**TASK REQUIREMENTS**
Copy out every line that contains the word "have".

**SUPPLIED MATERIAL**

━━━━

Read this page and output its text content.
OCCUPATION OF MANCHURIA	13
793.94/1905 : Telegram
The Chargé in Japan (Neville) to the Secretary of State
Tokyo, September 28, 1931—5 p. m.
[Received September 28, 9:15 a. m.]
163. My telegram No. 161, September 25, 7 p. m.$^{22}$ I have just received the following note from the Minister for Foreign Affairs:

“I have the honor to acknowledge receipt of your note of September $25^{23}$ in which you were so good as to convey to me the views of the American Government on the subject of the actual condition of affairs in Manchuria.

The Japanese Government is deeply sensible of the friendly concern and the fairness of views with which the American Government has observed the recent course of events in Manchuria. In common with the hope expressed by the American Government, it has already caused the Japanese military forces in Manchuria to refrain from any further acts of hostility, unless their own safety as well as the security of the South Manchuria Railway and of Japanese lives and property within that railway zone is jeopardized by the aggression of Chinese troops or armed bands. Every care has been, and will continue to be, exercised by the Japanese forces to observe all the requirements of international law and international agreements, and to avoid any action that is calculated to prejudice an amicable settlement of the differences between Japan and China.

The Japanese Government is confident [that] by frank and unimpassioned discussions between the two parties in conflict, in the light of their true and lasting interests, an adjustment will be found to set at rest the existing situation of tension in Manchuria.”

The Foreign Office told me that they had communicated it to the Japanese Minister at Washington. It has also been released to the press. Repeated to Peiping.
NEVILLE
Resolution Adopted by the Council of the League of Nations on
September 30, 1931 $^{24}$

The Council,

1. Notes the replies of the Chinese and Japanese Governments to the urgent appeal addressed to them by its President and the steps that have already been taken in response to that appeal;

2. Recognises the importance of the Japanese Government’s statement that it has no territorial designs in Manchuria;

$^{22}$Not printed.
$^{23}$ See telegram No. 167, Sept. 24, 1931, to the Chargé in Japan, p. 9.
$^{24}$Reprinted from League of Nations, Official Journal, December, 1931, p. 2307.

━━━━

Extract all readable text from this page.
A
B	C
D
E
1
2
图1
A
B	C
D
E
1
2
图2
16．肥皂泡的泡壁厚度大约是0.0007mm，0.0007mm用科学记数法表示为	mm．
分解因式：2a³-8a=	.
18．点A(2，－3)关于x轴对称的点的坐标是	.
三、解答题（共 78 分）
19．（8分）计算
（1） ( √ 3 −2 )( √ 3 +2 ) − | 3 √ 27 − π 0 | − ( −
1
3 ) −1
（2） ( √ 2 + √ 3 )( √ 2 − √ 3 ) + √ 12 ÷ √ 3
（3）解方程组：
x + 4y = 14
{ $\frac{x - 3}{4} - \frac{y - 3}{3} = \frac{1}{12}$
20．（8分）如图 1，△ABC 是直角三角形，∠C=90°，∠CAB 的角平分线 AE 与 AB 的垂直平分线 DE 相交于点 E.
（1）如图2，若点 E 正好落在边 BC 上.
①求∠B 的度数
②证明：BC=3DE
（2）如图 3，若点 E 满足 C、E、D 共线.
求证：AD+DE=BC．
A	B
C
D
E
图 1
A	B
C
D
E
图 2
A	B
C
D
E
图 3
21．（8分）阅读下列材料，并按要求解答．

━━━━

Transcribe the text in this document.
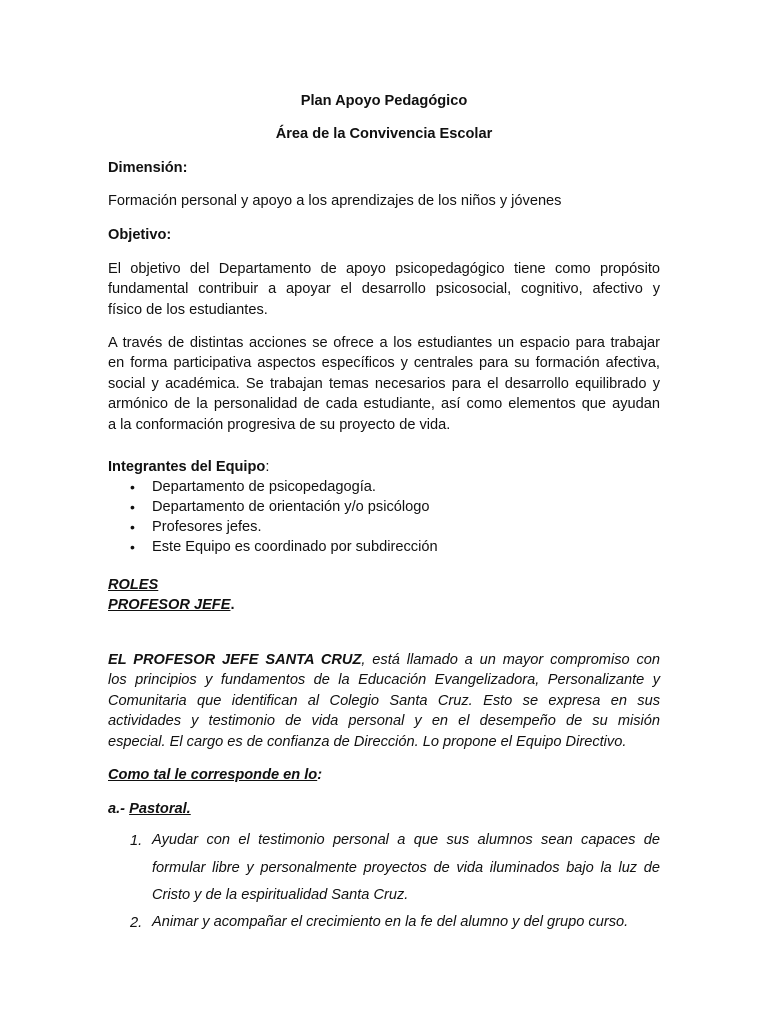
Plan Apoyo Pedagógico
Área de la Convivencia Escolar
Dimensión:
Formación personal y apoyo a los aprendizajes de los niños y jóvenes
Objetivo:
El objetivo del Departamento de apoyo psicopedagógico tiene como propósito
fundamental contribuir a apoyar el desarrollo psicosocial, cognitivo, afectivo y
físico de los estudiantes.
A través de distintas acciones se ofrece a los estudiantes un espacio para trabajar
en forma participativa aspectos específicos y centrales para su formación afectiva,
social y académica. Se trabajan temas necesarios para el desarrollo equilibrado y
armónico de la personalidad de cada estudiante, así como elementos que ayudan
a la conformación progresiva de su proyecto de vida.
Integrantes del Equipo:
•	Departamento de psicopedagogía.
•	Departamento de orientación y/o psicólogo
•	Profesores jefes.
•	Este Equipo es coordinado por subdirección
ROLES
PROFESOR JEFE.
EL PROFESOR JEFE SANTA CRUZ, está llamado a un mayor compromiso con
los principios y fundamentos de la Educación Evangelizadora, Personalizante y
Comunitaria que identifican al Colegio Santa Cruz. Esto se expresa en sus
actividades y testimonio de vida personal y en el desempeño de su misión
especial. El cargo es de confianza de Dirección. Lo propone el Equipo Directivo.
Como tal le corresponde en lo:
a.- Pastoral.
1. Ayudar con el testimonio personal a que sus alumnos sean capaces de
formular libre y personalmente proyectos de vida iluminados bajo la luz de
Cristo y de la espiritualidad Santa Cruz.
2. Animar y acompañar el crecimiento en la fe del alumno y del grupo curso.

━━━━

**THE REPLY**
163. My telegram No. 161, September 25, 7 p. m.$^{22}$ I have just received the following note from the Minister for Foreign Affairs:
“I have the honor to acknowledge receipt of your note of September $25^{23}$ in which you were so good as to convey to me the views of the American Government on the subject of the actual condition of affairs in Manchuria.
1. Notes the replies of the Chinese and Japanese Governments to the urgent appeal addressed to them by its President and the steps that have already been taken in response to that appeal;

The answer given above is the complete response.